(Records contained in a dataset)
········

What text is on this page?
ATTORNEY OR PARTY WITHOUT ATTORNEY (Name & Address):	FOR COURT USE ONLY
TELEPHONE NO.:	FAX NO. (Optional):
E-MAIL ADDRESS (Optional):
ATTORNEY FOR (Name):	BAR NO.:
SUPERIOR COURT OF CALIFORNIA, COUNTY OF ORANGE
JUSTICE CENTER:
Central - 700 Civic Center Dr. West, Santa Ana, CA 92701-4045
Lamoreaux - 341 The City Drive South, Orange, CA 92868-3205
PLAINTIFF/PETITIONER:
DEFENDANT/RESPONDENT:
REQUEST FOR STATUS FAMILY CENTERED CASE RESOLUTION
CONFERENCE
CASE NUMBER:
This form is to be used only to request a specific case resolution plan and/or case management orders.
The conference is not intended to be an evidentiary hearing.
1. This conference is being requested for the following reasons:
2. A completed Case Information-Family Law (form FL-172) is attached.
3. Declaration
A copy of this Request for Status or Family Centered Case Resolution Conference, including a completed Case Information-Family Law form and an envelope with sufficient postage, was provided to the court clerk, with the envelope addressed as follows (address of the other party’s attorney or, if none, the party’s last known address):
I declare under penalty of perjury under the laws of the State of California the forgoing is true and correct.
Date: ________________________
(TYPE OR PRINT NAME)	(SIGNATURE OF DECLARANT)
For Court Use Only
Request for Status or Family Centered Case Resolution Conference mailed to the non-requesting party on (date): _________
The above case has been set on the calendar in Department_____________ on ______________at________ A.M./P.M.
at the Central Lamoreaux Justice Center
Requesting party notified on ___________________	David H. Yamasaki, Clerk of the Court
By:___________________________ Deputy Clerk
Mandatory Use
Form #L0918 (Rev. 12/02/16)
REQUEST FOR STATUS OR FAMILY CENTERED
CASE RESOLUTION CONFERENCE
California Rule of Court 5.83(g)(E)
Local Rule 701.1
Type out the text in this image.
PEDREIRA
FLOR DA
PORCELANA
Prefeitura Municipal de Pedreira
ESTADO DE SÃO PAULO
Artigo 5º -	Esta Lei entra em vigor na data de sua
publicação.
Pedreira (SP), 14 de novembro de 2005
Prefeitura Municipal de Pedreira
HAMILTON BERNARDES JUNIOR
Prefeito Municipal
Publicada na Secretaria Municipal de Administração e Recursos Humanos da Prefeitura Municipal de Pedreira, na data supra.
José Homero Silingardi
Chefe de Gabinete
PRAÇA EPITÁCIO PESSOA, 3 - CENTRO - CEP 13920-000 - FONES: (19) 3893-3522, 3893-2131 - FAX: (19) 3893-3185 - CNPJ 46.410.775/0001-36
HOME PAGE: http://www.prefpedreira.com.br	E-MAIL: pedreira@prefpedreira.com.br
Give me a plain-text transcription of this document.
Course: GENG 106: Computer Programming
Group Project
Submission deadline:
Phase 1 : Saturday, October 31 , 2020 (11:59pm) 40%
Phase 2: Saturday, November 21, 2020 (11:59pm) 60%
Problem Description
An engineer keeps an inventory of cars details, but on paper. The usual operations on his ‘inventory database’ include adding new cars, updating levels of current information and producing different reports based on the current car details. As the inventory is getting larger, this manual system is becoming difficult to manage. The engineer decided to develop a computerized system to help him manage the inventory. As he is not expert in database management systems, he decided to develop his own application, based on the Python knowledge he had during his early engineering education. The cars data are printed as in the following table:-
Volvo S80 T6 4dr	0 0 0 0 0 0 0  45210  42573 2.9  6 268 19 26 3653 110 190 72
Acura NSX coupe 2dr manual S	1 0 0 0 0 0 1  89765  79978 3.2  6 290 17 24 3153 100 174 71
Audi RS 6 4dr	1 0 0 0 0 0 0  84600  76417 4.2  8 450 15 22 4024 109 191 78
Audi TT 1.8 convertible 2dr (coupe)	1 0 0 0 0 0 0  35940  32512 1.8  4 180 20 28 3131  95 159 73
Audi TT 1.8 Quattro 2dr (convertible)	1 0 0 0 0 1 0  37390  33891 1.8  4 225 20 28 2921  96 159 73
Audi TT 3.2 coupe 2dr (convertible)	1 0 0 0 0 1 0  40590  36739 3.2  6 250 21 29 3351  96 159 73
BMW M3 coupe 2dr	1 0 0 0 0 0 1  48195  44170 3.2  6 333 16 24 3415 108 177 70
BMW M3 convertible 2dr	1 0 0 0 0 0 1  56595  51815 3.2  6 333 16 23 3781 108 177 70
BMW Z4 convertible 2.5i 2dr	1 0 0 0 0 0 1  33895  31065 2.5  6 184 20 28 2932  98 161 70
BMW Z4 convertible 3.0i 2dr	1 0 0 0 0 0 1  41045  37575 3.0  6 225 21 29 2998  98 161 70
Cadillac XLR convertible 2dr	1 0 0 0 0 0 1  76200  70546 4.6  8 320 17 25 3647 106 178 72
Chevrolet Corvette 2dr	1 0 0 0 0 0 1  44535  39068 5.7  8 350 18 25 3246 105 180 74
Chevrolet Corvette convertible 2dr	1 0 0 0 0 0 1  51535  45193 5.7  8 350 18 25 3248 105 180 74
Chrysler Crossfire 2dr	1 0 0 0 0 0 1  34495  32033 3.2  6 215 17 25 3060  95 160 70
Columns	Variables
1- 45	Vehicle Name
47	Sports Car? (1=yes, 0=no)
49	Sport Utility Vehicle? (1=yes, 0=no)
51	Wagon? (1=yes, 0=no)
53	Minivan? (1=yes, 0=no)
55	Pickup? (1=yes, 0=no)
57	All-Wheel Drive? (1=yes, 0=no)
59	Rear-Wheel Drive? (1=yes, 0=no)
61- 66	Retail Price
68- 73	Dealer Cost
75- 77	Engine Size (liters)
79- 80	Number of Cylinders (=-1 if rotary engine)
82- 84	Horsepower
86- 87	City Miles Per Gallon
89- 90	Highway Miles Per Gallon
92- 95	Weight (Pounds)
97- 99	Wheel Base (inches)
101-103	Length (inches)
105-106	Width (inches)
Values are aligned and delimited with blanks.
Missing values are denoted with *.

········

Stated exercise. From the entries, copy out each line containing the word "Central".

Task output.
Central - 700 Civic Center Dr. West, Santa Ana, CA 92701-4045
at the Central Lamoreaux Justice Center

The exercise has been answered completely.